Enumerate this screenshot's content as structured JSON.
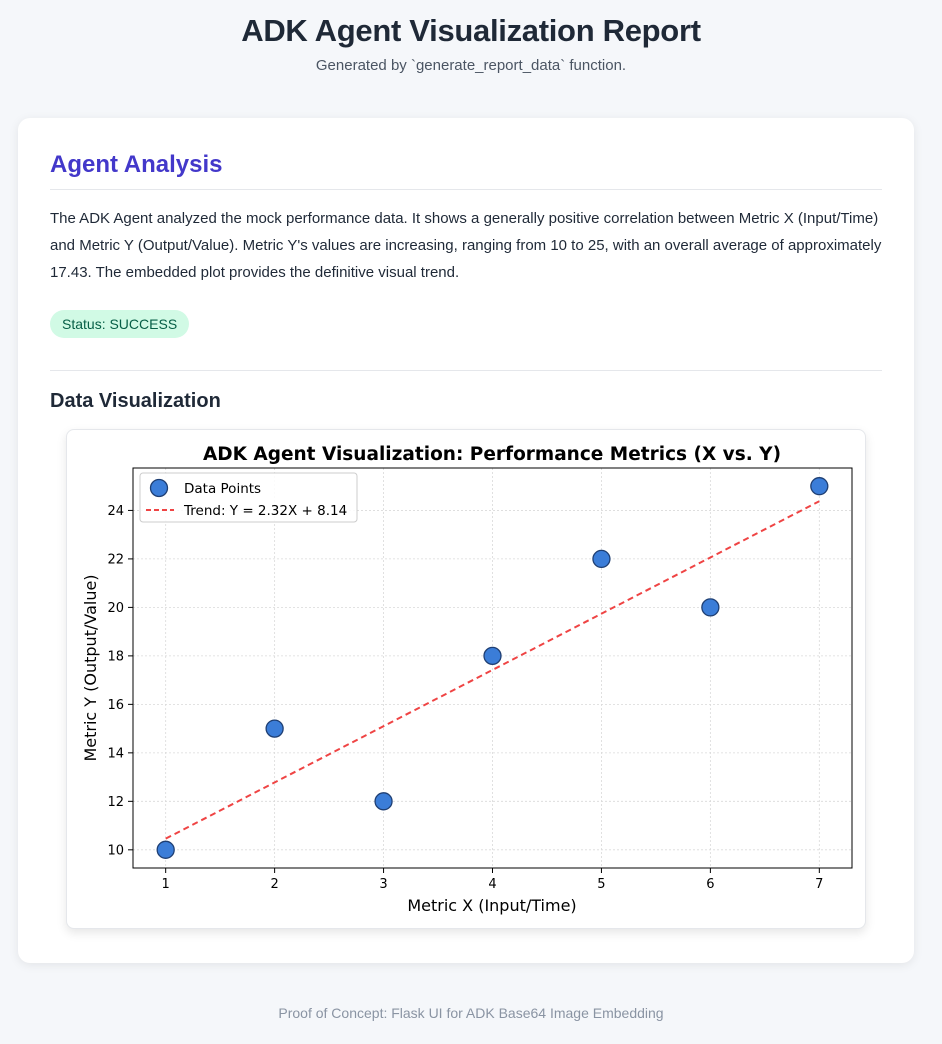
{
  "header": {
    "title": "ADK Agent Visualization Report",
    "subtitle": "Generated by `generate_report_data` function."
  },
  "analysis": {
    "title": "Agent Analysis",
    "summary": "The ADK Agent analyzed the mock performance data. It shows a generally positive correlation between Metric X (Input/Time) and Metric Y (Output/Value). Metric Y's values are increasing, ranging from 10 to 25, with an overall average of approximately 17.43. The embedded plot provides the definitive visual trend.",
    "status": "Status: SUCCESS"
  },
  "visualization": {
    "title": "Data Visualization"
  },
  "footer": {
    "text": "Proof of Concept: Flask UI for ADK Base64 Image Embedding"
  },
  "colors": {
    "accent": "#4338ca",
    "point_fill": "#3b7dd8",
    "point_edge": "#1f3f73",
    "trend": "#ef4444",
    "status_bg": "#d1fae5",
    "status_text": "#065f46"
  },
  "chart_data": {
    "type": "scatter",
    "title": "ADK Agent Visualization: Performance Metrics (X vs. Y)",
    "xlabel": "Metric X (Input/Time)",
    "ylabel": "Metric Y (Output/Value)",
    "xlim": [
      0.7,
      7.3
    ],
    "ylim": [
      9.25,
      25.75
    ],
    "xticks": [
      1,
      2,
      3,
      4,
      5,
      6,
      7
    ],
    "yticks": [
      10,
      12,
      14,
      16,
      18,
      20,
      22,
      24
    ],
    "grid": true,
    "legend_position": "top-left",
    "series": [
      {
        "name": "Data Points",
        "kind": "scatter",
        "x": [
          1,
          2,
          3,
          4,
          5,
          6,
          7
        ],
        "y": [
          10,
          15,
          12,
          18,
          22,
          20,
          25
        ]
      },
      {
        "name": "Trend: Y = 2.32X + 8.14",
        "kind": "line",
        "style": "dashed",
        "x": [
          1,
          7
        ],
        "y": [
          10.46,
          24.38
        ]
      }
    ]
  }
}
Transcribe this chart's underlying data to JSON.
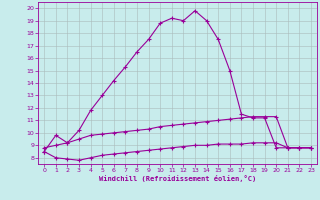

* * * * * * *

▸ Goal: Retype all of the entries exactly as written, leaving out any images.

▸ The solution:
Enumerate this screenshot's content as structured JSON.
{
  "header": {
    "title": "ADK Agent Visualization Report",
    "subtitle": "Generated by `generate_report_data` function."
  },
  "analysis": {
    "title": "Agent Analysis",
    "summary": "The ADK Agent analyzed the mock performance data. It shows a generally positive correlation between Metric X (Input/Time) and Metric Y (Output/Value). Metric Y's values are increasing, ranging from 10 to 25, with an overall average of approximately 17.43. The embedded plot provides the definitive visual trend.",
    "status": "Status: SUCCESS"
  },
  "visualization": {
    "title": "Data Visualization"
  },
  "footer": {
    "text": "Proof of Concept: Flask UI for ADK Base64 Image Embedding"
  },
  "colors": {
    "accent": "#4338ca",
    "point_fill": "#3b7dd8",
    "point_edge": "#1f3f73",
    "trend": "#ef4444",
    "status_bg": "#d1fae5",
    "status_text": "#065f46"
  },
  "chart_data": {
    "type": "scatter",
    "title": "ADK Agent Visualization: Performance Metrics (X vs. Y)",
    "xlabel": "Metric X (Input/Time)",
    "ylabel": "Metric Y (Output/Value)",
    "xlim": [
      0.7,
      7.3
    ],
    "ylim": [
      9.25,
      25.75
    ],
    "xticks": [
      1,
      2,
      3,
      4,
      5,
      6,
      7
    ],
    "yticks": [
      10,
      12,
      14,
      16,
      18,
      20,
      22,
      24
    ],
    "grid": true,
    "legend_position": "top-left",
    "series": [
      {
        "name": "Data Points",
        "kind": "scatter",
        "x": [
          1,
          2,
          3,
          4,
          5,
          6,
          7
        ],
        "y": [
          10,
          15,
          12,
          18,
          22,
          20,
          25
        ]
      },
      {
        "name": "Trend: Y = 2.32X + 8.14",
        "kind": "line",
        "style": "dashed",
        "x": [
          1,
          7
        ],
        "y": [
          10.46,
          24.38
        ]
      }
    ]
  }
}
Transcribe this chart's underlying data to JSON.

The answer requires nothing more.